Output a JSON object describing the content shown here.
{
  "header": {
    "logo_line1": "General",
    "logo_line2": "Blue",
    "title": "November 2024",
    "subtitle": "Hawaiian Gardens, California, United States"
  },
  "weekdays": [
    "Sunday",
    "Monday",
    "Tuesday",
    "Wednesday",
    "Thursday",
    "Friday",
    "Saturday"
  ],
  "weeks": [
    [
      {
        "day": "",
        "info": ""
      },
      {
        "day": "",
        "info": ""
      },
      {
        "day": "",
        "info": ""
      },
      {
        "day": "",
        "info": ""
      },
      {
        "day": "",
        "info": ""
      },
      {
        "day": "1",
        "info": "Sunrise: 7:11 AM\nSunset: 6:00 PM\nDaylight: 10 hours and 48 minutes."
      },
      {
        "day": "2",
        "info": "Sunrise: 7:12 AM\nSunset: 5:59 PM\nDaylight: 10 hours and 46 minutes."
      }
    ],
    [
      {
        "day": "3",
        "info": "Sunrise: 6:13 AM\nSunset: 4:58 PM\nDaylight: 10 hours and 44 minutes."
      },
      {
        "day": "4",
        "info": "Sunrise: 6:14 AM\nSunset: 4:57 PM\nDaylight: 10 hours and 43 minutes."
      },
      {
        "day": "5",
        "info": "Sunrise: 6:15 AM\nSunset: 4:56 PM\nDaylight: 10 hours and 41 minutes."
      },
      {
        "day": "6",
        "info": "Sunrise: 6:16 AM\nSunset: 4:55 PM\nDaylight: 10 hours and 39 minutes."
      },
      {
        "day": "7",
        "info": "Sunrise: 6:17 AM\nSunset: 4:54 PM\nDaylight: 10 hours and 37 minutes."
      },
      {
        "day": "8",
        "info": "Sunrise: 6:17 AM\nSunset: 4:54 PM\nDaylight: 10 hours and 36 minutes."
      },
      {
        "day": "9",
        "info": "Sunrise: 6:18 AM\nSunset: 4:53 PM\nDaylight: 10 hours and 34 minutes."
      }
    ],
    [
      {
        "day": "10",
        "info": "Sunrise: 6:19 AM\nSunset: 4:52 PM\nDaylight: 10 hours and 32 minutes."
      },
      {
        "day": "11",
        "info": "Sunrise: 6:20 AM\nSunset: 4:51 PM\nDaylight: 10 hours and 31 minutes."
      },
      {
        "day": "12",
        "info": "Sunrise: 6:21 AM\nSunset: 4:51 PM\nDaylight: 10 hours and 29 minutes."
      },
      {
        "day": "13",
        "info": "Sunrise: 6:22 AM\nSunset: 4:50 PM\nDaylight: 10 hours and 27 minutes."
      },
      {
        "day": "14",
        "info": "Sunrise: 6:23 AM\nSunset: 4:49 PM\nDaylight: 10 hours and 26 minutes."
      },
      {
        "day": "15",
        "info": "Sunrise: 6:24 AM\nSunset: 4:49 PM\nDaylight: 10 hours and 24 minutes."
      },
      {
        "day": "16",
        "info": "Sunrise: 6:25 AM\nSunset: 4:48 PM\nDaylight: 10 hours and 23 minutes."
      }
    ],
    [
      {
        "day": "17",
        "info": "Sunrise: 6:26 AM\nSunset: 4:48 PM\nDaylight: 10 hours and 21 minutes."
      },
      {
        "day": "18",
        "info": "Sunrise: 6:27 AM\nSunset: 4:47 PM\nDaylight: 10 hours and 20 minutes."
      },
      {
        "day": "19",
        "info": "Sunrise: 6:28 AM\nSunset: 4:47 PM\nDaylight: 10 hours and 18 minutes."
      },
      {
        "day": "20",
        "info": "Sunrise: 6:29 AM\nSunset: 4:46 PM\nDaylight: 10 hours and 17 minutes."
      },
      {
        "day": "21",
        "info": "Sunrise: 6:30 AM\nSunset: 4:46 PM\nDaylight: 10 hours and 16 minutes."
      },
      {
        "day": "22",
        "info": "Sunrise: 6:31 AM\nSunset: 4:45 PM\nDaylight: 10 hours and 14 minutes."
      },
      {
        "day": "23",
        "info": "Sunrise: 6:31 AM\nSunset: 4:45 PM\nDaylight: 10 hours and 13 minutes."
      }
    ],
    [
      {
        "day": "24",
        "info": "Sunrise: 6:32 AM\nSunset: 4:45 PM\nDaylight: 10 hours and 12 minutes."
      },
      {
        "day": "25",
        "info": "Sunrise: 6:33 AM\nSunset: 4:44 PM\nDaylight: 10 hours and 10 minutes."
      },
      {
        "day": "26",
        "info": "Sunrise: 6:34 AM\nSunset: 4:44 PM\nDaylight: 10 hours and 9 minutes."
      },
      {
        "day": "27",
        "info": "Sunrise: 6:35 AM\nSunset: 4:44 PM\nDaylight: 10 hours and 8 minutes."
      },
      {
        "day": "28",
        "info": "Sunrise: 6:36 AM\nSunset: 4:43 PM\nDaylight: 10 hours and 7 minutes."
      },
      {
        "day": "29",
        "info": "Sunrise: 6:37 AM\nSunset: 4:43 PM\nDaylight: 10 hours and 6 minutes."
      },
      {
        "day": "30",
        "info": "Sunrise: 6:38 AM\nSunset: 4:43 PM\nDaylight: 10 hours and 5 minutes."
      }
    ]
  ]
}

■ Your goal ■
Reproduce all the records precisely.

■ Right answer ■
Output a JSON object describing the content shown here.
{
  "header": {
    "logo_line1": "General",
    "logo_line2": "Blue",
    "title": "November 2024",
    "subtitle": "Hawaiian Gardens, California, United States"
  },
  "weekdays": [
    "Sunday",
    "Monday",
    "Tuesday",
    "Wednesday",
    "Thursday",
    "Friday",
    "Saturday"
  ],
  "weeks": [
    [
      {
        "day": "",
        "info": ""
      },
      {
        "day": "",
        "info": ""
      },
      {
        "day": "",
        "info": ""
      },
      {
        "day": "",
        "info": ""
      },
      {
        "day": "",
        "info": ""
      },
      {
        "day": "1",
        "info": "Sunrise: 7:11 AM\nSunset: 6:00 PM\nDaylight: 10 hours and 48 minutes."
      },
      {
        "day": "2",
        "info": "Sunrise: 7:12 AM\nSunset: 5:59 PM\nDaylight: 10 hours and 46 minutes."
      }
    ],
    [
      {
        "day": "3",
        "info": "Sunrise: 6:13 AM\nSunset: 4:58 PM\nDaylight: 10 hours and 44 minutes."
      },
      {
        "day": "4",
        "info": "Sunrise: 6:14 AM\nSunset: 4:57 PM\nDaylight: 10 hours and 43 minutes."
      },
      {
        "day": "5",
        "info": "Sunrise: 6:15 AM\nSunset: 4:56 PM\nDaylight: 10 hours and 41 minutes."
      },
      {
        "day": "6",
        "info": "Sunrise: 6:16 AM\nSunset: 4:55 PM\nDaylight: 10 hours and 39 minutes."
      },
      {
        "day": "7",
        "info": "Sunrise: 6:17 AM\nSunset: 4:54 PM\nDaylight: 10 hours and 37 minutes."
      },
      {
        "day": "8",
        "info": "Sunrise: 6:17 AM\nSunset: 4:54 PM\nDaylight: 10 hours and 36 minutes."
      },
      {
        "day": "9",
        "info": "Sunrise: 6:18 AM\nSunset: 4:53 PM\nDaylight: 10 hours and 34 minutes."
      }
    ],
    [
      {
        "day": "10",
        "info": "Sunrise: 6:19 AM\nSunset: 4:52 PM\nDaylight: 10 hours and 32 minutes."
      },
      {
        "day": "11",
        "info": "Sunrise: 6:20 AM\nSunset: 4:51 PM\nDaylight: 10 hours and 31 minutes."
      },
      {
        "day": "12",
        "info": "Sunrise: 6:21 AM\nSunset: 4:51 PM\nDaylight: 10 hours and 29 minutes."
      },
      {
        "day": "13",
        "info": "Sunrise: 6:22 AM\nSunset: 4:50 PM\nDaylight: 10 hours and 27 minutes."
      },
      {
        "day": "14",
        "info": "Sunrise: 6:23 AM\nSunset: 4:49 PM\nDaylight: 10 hours and 26 minutes."
      },
      {
        "day": "15",
        "info": "Sunrise: 6:24 AM\nSunset: 4:49 PM\nDaylight: 10 hours and 24 minutes."
      },
      {
        "day": "16",
        "info": "Sunrise: 6:25 AM\nSunset: 4:48 PM\nDaylight: 10 hours and 23 minutes."
      }
    ],
    [
      {
        "day": "17",
        "info": "Sunrise: 6:26 AM\nSunset: 4:48 PM\nDaylight: 10 hours and 21 minutes."
      },
      {
        "day": "18",
        "info": "Sunrise: 6:27 AM\nSunset: 4:47 PM\nDaylight: 10 hours and 20 minutes."
      },
      {
        "day": "19",
        "info": "Sunrise: 6:28 AM\nSunset: 4:47 PM\nDaylight: 10 hours and 18 minutes."
      },
      {
        "day": "20",
        "info": "Sunrise: 6:29 AM\nSunset: 4:46 PM\nDaylight: 10 hours and 17 minutes."
      },
      {
        "day": "21",
        "info": "Sunrise: 6:30 AM\nSunset: 4:46 PM\nDaylight: 10 hours and 16 minutes."
      },
      {
        "day": "22",
        "info": "Sunrise: 6:31 AM\nSunset: 4:45 PM\nDaylight: 10 hours and 14 minutes."
      },
      {
        "day": "23",
        "info": "Sunrise: 6:31 AM\nSunset: 4:45 PM\nDaylight: 10 hours and 13 minutes."
      }
    ],
    [
      {
        "day": "24",
        "info": "Sunrise: 6:32 AM\nSunset: 4:45 PM\nDaylight: 10 hours and 12 minutes."
      },
      {
        "day": "25",
        "info": "Sunrise: 6:33 AM\nSunset: 4:44 PM\nDaylight: 10 hours and 10 minutes."
      },
      {
        "day": "26",
        "info": "Sunrise: 6:34 AM\nSunset: 4:44 PM\nDaylight: 10 hours and 9 minutes."
      },
      {
        "day": "27",
        "info": "Sunrise: 6:35 AM\nSunset: 4:44 PM\nDaylight: 10 hours and 8 minutes."
      },
      {
        "day": "28",
        "info": "Sunrise: 6:36 AM\nSunset: 4:43 PM\nDaylight: 10 hours and 7 minutes."
      },
      {
        "day": "29",
        "info": "Sunrise: 6:37 AM\nSunset: 4:43 PM\nDaylight: 10 hours and 6 minutes."
      },
      {
        "day": "30",
        "info": "Sunrise: 6:38 AM\nSunset: 4:43 PM\nDaylight: 10 hours and 5 minutes."
      }
    ]
  ]
}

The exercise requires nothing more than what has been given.